# GIVEN PROBLEM
Reproduce the data in its entirety, exactly as supplied.

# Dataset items
+ + + + +

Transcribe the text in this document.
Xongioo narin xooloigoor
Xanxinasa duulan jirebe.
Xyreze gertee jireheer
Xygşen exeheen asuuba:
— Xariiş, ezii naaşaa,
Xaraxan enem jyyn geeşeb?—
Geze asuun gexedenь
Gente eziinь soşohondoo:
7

+ + + + +

# WRITTEN RESPONSE
Transcribe the text in this document.
Xongioo narin xooloigoor
Xanxinasa duulan jirebe.
Xyreze gertee jireheer
Xygşen exeheen asuuba:
— Xariiş, ezii naaşaa,
Xaraxan enem jyyn geeşeb?—
Geze asuun gexedenь
Gente eziinь soşohondoo:
7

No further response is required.